* **PROBLEMS TO SOLVE**
[a] In the polygon thread's solution section, which sentences begin with a verb telling the reader what to do? Give the first three words of each.
[b] Do these statements agree with the polygon thread? Answer yes or no for each, and quote the deciding words. (i) The asker is working in Python. (ii) The asker knows what this problem is called. (iii) The solution says to begin from the endpoint closest to the point.
[c] Can you reproduce the part of the polygon thread that opens with the words containing "Was it helpful?" and closes with "such segment remains."?

Question

I have a set of non-intersecting lines, some of which are connected at vertices. I'm trying to find the smallest polygon, if one exists, that encloses a given point. So, in the image below, out of the list of all the line segments, given the point in red, I want to get the blue ones only. I'm using Python, but could probably adapt an algorithm from other languages; I have no idea what this problem is called.

Example

Was it helpful?

Solution

First, remove all line segments that have at least one free endpoint, not coincident with any other segment. Do that repeatedly until no such segment remains.

Now you have a plane nicely subdivided into polygonal areas.

Find a segment closest to your point. Not the closest endpoint but the closest segment, mind you. Find out which direction along the segment you need (your point should be to the right of the directed segment). Go to the endpoint, turn right (that is, take the segment next to the one you came from, counting counterclockwise). Continue going to the next endpoint and turning right until you hit the closest segment again.

* **DATA SHOWN**
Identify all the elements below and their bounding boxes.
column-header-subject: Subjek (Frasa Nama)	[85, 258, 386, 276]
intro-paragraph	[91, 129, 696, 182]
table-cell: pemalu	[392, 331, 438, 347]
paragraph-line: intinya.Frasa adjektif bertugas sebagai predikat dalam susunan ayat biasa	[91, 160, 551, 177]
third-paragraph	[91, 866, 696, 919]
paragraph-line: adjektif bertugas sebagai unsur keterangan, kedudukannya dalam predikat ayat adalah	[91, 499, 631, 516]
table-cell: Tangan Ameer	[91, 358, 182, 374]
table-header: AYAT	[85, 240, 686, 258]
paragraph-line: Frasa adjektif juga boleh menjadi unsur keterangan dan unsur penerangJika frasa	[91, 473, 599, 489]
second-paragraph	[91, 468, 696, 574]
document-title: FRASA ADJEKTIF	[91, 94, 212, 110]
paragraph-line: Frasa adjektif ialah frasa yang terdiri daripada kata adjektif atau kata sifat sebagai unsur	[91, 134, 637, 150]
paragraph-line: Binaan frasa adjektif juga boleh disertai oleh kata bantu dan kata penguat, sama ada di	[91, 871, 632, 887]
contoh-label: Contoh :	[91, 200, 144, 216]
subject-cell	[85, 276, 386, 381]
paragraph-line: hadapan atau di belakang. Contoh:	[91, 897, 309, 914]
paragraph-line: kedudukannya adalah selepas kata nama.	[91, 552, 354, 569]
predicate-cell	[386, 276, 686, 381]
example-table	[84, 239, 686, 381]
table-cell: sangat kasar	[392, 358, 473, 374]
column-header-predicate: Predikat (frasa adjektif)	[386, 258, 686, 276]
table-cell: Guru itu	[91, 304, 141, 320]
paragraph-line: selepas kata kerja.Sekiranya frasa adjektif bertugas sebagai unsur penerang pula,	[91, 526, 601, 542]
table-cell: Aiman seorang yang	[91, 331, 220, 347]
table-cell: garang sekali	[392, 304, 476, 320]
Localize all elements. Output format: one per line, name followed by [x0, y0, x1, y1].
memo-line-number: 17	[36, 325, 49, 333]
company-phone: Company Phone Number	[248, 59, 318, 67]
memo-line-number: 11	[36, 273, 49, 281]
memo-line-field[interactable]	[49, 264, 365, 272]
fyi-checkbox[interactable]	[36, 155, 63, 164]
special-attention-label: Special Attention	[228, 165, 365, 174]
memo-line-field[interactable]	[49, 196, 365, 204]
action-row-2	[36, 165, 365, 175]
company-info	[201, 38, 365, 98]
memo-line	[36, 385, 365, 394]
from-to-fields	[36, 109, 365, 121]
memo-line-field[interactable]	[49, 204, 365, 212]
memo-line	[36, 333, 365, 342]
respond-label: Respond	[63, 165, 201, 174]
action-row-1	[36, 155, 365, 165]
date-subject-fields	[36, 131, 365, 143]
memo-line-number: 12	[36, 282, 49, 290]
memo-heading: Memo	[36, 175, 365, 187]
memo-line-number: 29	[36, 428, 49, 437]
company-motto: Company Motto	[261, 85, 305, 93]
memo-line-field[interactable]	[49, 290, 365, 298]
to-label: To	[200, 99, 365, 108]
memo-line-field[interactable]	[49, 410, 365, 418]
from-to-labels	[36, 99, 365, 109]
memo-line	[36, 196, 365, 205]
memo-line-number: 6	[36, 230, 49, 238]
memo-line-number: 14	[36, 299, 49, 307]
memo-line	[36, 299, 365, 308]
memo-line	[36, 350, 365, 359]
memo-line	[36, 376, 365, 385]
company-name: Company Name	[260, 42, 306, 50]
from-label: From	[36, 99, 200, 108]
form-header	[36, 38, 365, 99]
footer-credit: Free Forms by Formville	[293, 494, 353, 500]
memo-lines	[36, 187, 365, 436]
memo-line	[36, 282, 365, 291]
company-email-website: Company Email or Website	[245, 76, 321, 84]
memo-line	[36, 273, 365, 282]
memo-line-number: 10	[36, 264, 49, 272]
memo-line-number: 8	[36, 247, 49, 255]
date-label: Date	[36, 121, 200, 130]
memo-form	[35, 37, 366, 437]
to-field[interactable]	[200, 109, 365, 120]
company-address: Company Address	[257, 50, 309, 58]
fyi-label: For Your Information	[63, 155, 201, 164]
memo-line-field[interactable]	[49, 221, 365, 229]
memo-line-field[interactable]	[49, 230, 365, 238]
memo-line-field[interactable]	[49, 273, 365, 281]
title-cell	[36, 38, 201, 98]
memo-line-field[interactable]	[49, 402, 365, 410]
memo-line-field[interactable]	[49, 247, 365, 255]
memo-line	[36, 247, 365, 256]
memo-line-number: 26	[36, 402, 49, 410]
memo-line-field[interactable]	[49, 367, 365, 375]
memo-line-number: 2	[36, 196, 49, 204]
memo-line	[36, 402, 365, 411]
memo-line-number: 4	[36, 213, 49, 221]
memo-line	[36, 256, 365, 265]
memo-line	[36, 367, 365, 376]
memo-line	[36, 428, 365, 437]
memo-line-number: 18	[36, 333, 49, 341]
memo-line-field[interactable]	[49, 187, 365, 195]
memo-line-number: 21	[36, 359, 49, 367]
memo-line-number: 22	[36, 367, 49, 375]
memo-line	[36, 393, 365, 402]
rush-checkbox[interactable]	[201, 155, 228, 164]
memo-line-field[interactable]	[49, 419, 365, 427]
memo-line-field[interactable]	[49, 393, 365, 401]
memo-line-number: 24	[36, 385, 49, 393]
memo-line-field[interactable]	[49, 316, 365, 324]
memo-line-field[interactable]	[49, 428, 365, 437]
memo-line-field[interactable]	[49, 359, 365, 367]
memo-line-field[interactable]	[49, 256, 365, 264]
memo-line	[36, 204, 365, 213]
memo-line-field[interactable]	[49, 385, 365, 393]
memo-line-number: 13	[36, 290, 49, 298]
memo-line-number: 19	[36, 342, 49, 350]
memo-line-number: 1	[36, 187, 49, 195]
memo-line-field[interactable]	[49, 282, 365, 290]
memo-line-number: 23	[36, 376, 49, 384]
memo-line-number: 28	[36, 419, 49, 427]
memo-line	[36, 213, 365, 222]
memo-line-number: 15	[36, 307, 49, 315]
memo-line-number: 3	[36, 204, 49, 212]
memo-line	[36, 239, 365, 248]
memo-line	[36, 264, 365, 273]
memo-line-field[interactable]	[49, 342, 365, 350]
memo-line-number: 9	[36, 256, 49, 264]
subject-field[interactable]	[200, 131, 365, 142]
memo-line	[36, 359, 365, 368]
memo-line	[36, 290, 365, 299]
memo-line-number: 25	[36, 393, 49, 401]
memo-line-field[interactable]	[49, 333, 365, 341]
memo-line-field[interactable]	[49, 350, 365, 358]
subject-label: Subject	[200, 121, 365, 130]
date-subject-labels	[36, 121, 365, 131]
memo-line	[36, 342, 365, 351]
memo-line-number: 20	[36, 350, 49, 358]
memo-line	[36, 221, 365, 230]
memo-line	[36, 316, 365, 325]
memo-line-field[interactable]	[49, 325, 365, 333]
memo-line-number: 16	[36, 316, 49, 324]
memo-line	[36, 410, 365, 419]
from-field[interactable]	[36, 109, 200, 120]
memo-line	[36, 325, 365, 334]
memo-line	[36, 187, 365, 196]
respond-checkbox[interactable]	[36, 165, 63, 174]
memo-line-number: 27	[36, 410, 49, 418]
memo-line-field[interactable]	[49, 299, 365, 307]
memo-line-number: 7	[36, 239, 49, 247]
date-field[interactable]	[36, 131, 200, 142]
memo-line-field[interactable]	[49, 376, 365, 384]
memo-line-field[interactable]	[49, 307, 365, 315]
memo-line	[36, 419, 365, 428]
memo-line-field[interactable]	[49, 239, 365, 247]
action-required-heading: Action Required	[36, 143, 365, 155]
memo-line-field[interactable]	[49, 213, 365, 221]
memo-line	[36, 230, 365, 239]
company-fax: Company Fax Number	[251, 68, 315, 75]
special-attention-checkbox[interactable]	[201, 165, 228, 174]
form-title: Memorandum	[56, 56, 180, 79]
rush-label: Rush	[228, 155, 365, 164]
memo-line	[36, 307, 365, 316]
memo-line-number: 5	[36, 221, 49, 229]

* **PROBLEM SOLUTIONS**
[a]
"Do that repeatedly"
"Find a segment"
"Find out which"
"Go to the"
"Continue going to"

[b]
(i) Yes: "I'm using Python"
(ii) No: "I have no idea what this problem is called."
(iii) No: "Not the closest endpoint but the closest segment, mind you."

[c]
Was it helpful?

Solution

First, remove all line segments that have at least one free endpoint, not coincident with any other segment. Do that repeatedly until no such segment remains.